• **WHAT NEEDS TO BE DONE**: Check each line of the data below for the word "nghiệp", then extract the ones that have it.

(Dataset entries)
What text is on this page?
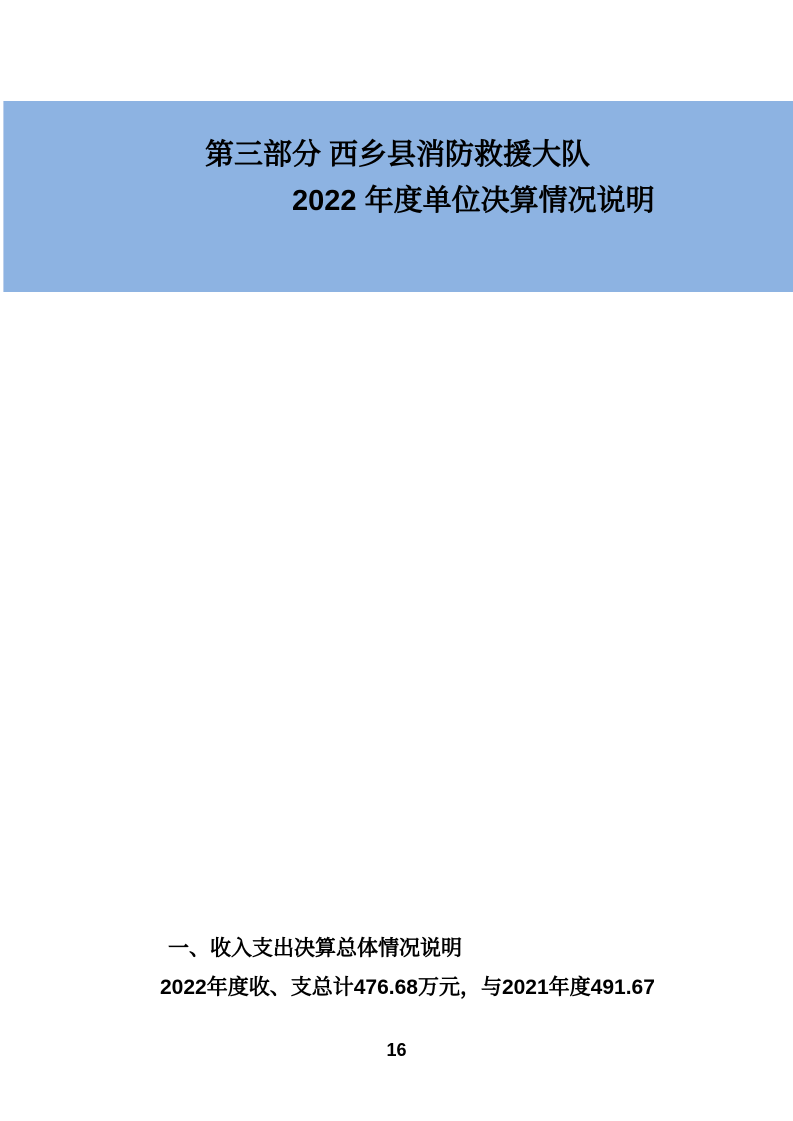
第三部分 西乡县消防救援大队
2022 年度单位决算情况说明
一、收入支出决算总体情况说明
2022年度收、支总计476.68万元，与2021年度491.67
16
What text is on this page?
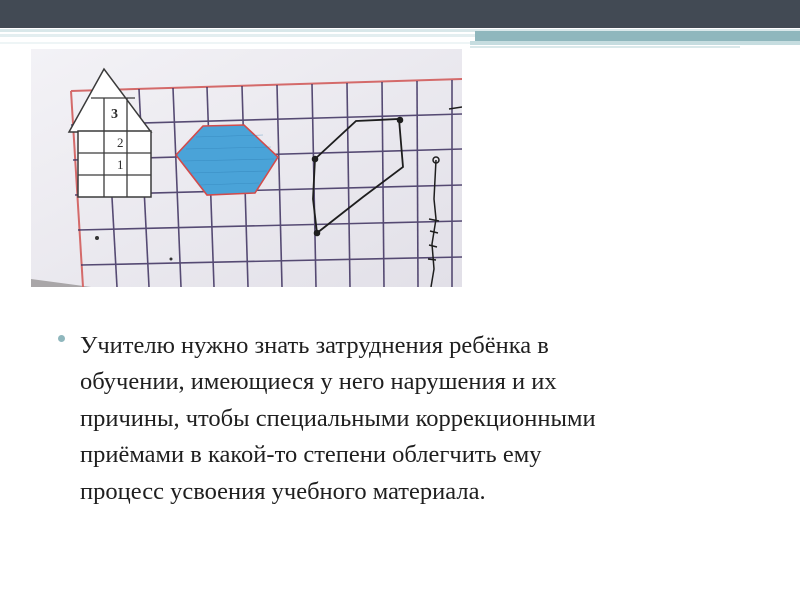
3
2
1

Учителю нужно знать затруднения ребёнка в
обучении, имеющиеся у него нарушения и их
причины, чтобы специальными коррекционными
приёмами в какой-то степени облегчить ему
процесс усвоения учебного материала.
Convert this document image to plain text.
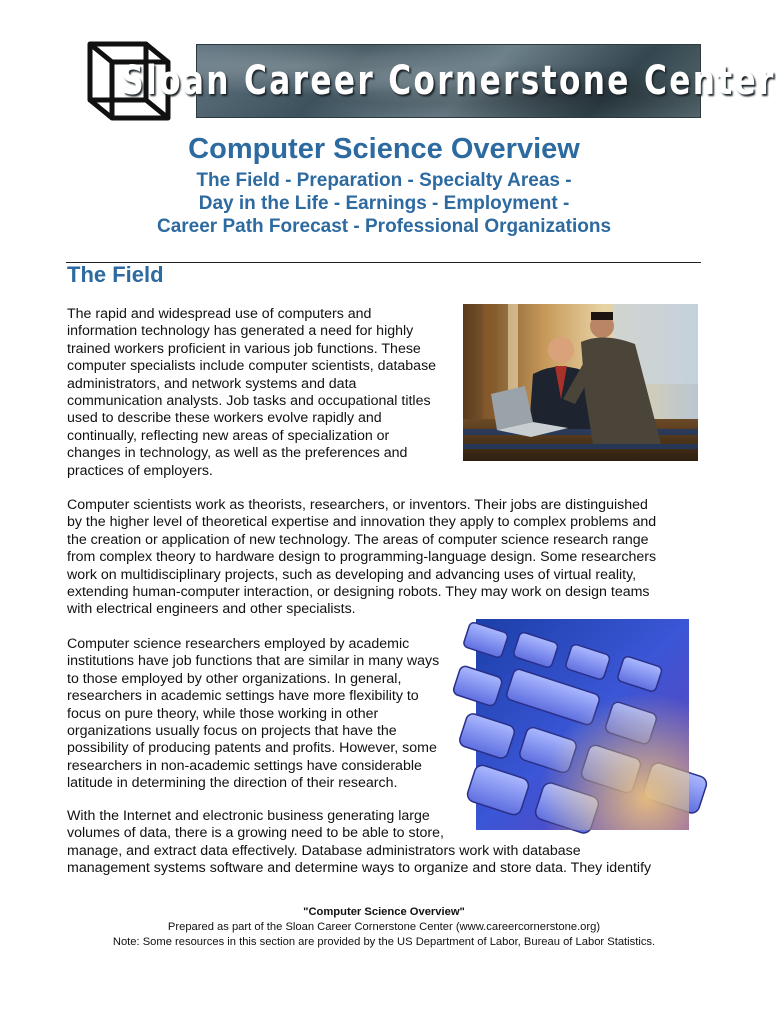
Sloan Career Cornerstone Center
Computer Science Overview
The Field - Preparation - Specialty Areas -
Day in the Life - Earnings - Employment -
Career Path Forecast - Professional Organizations
The Field
The rapid and widespread use of computers and
information technology has generated a need for highly
trained workers proficient in various job functions. These
computer specialists include computer scientists, database
administrators, and network systems and data
communication analysts. Job tasks and occupational titles
used to describe these workers evolve rapidly and
continually, reflecting new areas of specialization or
changes in technology, as well as the preferences and
practices of employers.
Computer scientists work as theorists, researchers, or inventors. Their jobs are distinguished
by the higher level of theoretical expertise and innovation they apply to complex problems and
the creation or application of new technology. The areas of computer science research range
from complex theory to hardware design to programming-language design. Some researchers
work on multidisciplinary projects, such as developing and advancing uses of virtual reality,
extending human-computer interaction, or designing robots. They may work on design teams
with electrical engineers and other specialists.
Computer science researchers employed by academic
institutions have job functions that are similar in many ways
to those employed by other organizations. In general,
researchers in academic settings have more flexibility to
focus on pure theory, while those working in other
organizations usually focus on projects that have the
possibility of producing patents and profits. However, some
researchers in non-academic settings have considerable
latitude in determining the direction of their research.
With the Internet and electronic business generating large
volumes of data, there is a growing need to be able to store,
manage, and extract data effectively. Database administrators work with database
management systems software and determine ways to organize and store data. They identify
"Computer Science Overview"
Prepared as part of the Sloan Career Cornerstone Center (www.careercornerstone.org)
Note: Some resources in this section are provided by the US Department of Labor, Bureau of Labor Statistics.
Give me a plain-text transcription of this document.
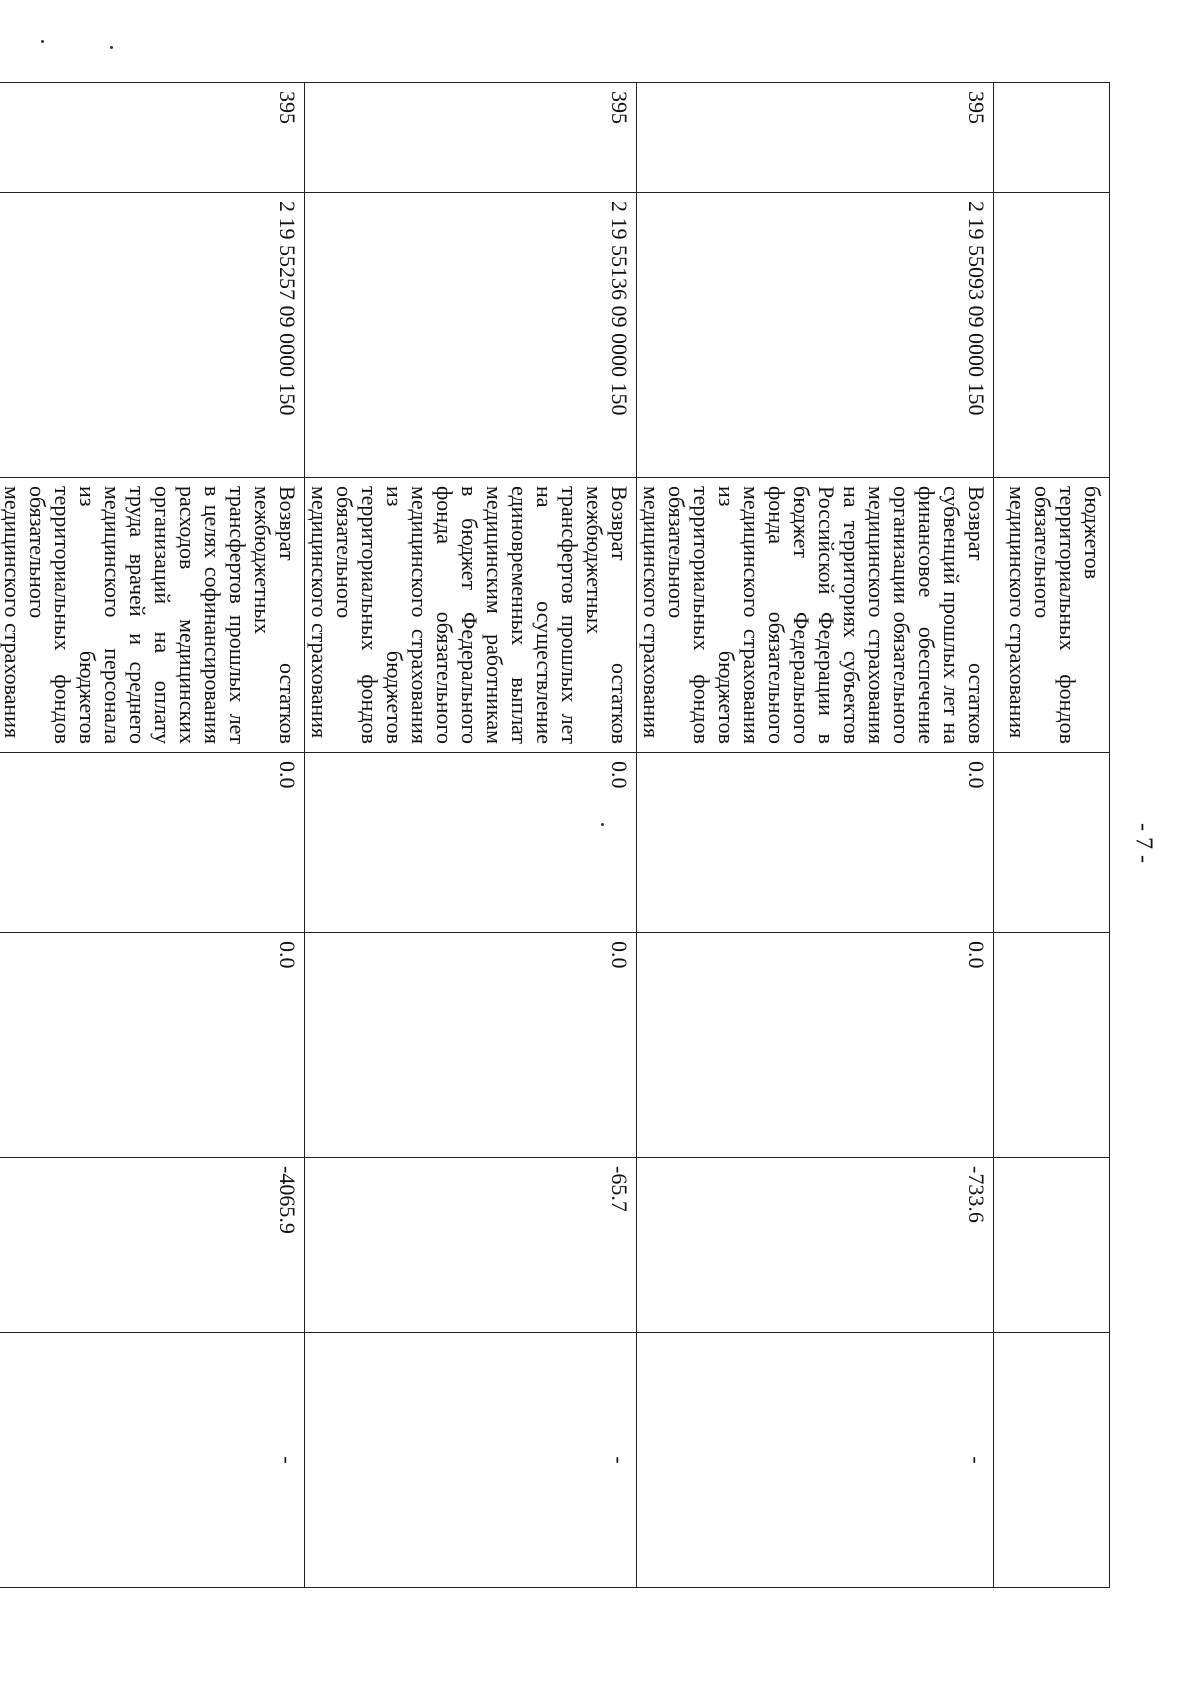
- 7 -
		бюджетов территориальных фондов обязательного медицинского страхования				
395	2 19 55093 09 0000 150	Возврат остатков субвенций прошлых лет на финансовое обеспечение организации обязательного медицинского страхования на территориях субъектов Российской Федерации в бюджет Федерального фонда обязательного медицинского страхования из бюджетов территориальных фондов обязательного медицинского страхования	0.0	0.0	-733.6	-
395	2 19 55136 09 0000 150	Возврат остатков межбюджетных трансфертов прошлых лет на осуществление единовременных выплат медицинским работникам в бюджет Федерального фонда обязательного медицинского страхования из бюджетов территориальных фондов обязательного медицинского страхования	0.0	0.0	-65.7	-
395	2 19 55257 09 0000 150	Возврат остатков межбюджетных трансфертов прошлых лет в целях софинансирования расходов медицинских организаций на оплату труда врачей и среднего медицинского персонала из бюджетов территориальных фондов обязательного медицинского страхования	0.0	0.0	-4065.9	-
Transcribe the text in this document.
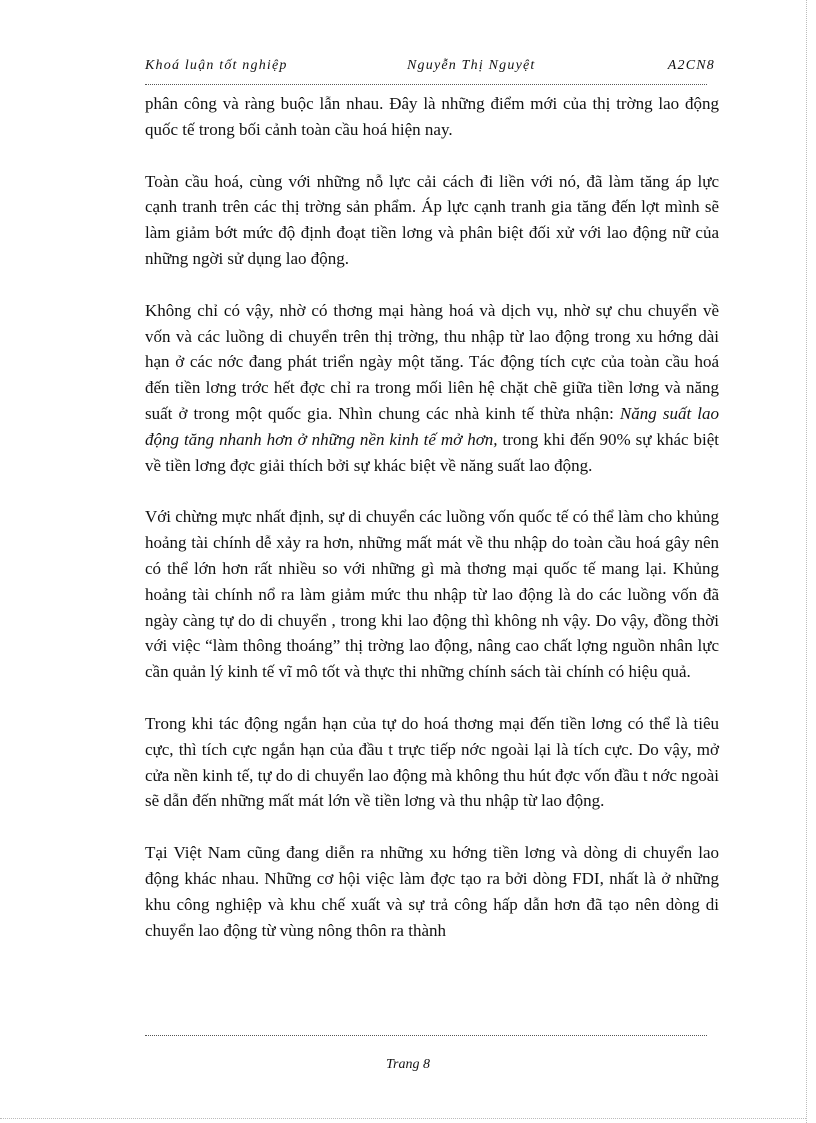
Khoá luận tốt nghiệp	Nguyễn Thị Nguyệt	A2CN8

phân công và ràng buộc lẫn nhau. Đây là những điểm mới của thị trờng lao động quốc tế trong bối cảnh toàn cầu hoá hiện nay.

Toàn cầu hoá, cùng với những nỗ lực cải cách đi liền với nó, đã làm tăng áp lực cạnh tranh trên các thị trờng sản phẩm. Áp lực cạnh tranh gia tăng đến lợt mình sẽ làm giảm bớt mức độ định đoạt tiền lơng và phân biệt đối xử với lao động nữ của những ngời sử dụng lao động.

Không chỉ có vậy, nhờ có thơng mại hàng hoá và dịch vụ, nhờ sự chu chuyển về vốn và các luồng di chuyển trên thị trờng, thu nhập từ lao động trong xu hớng dài hạn ở các nớc đang phát triển ngày một tăng. Tác động tích cực của toàn cầu hoá đến tiền lơng trớc hết đợc chỉ ra trong mối liên hệ chặt chẽ giữa tiền lơng và năng suất ở trong một quốc gia. Nhìn chung các nhà kinh tế thừa nhận: Năng suất lao động tăng nhanh hơn ở những nền kinh tế mở hơn, trong khi đến 90% sự khác biệt về tiền lơng đợc giải thích bởi sự khác biệt về năng suất lao động.

Với chừng mực nhất định, sự di chuyển các luồng vốn quốc tế có thể làm cho khủng hoảng tài chính dễ xảy ra hơn, những mất mát về thu nhập do toàn cầu hoá gây nên có thể lớn hơn rất nhiều so với những gì mà thơng mại quốc tế mang lại. Khủng hoảng tài chính nổ ra làm giảm mức thu nhập từ lao động là do các luồng vốn đã ngày càng tự do di chuyển , trong khi lao động thì không nh vậy. Do vậy, đồng thời với việc “làm thông thoáng” thị trờng lao động, nâng cao chất lợng nguồn nhân lực cần quản lý kinh tế vĩ mô tốt và thực thi những chính sách tài chính có hiệu quả.

Trong khi tác động ngắn hạn của tự do hoá thơng mại đến tiền lơng có thể là tiêu cực, thì tích cực ngắn hạn của đầu t trực tiếp nớc ngoài lại là tích cực. Do vậy, mở cửa nền kinh tế, tự do di chuyển lao động mà không thu hút đợc vốn đầu t nớc ngoài sẽ dẫn đến những mất mát lớn về tiền lơng và thu nhập từ lao động.

Tại Việt Nam cũng đang diễn ra những xu hớng tiền lơng và dòng di chuyển lao động khác nhau. Những cơ hội việc làm đợc tạo ra bởi dòng FDI, nhất là ở những khu công nghiệp và khu chế xuất và sự trả công hấp dẫn hơn đã tạo nên dòng di chuyển lao động từ vùng nông thôn ra thành

Trang 8
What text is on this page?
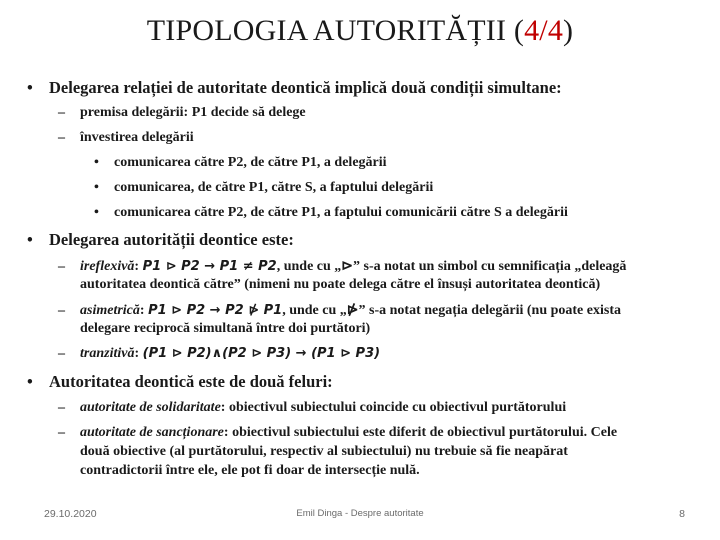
TIPOLOGIA AUTORITĂȚII (4/4)
• Delegarea relației de autoritate deontică implică două condiții simultane:
– premisa delegării: P1 decide să delege
– învestirea delegării
• comunicarea către P2, de către P1, a delegării
• comunicarea, de către P1, către S, a faptului delegării
• comunicarea către P2, de către P1, a faptului comunicării către S a delegării
• Delegarea autorității deontice este:
– ireflexivă: P1 ⊳ P2 → P1 ≠ P2, unde cu „⊳” s-a notat un simbol cu semnificația „deleagă
autoritatea deontică către” (nimeni nu poate delega către el însuși autoritatea deontică)
– asimetrică: P1 ⊳ P2 → P2 ⋫ P1, unde cu „⋫” s-a notat negația delegării (nu poate exista
delegare reciprocă simultană între doi purtători)
– tranzitivă: (P1 ⊳ P2)∧(P2 ⊳ P3) → (P1 ⊳ P3)
• Autoritatea deontică este de două feluri:
– autoritate de solidaritate: obiectivul subiectului coincide cu obiectivul purtătorului
– autoritate de sancționare: obiectivul subiectului este diferit de obiectivul purtătorului. Cele
două obiective (al purtătorului, respectiv al subiectului) nu trebuie să fie neapărat
contradictorii între ele, ele pot fi doar de intersecție nulă.
29.10.2020	Emil Dinga - Despre autoritate	8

• **WORKED SOLUTION**:
Khoá luận tốt nghiệp	Nguyễn Thị Nguyệt	A2CN8
Tại Việt Nam cũng đang diễn ra những xu hớng tiền lơng và dòng di chuyển lao động khác nhau. Những cơ hội việc làm đợc tạo ra bởi dòng FDI, nhất là ở những khu công nghiệp và khu chế xuất và sự trả công hấp dẫn hơn đã tạo nên dòng di chuyển lao động từ vùng nông thôn ra thành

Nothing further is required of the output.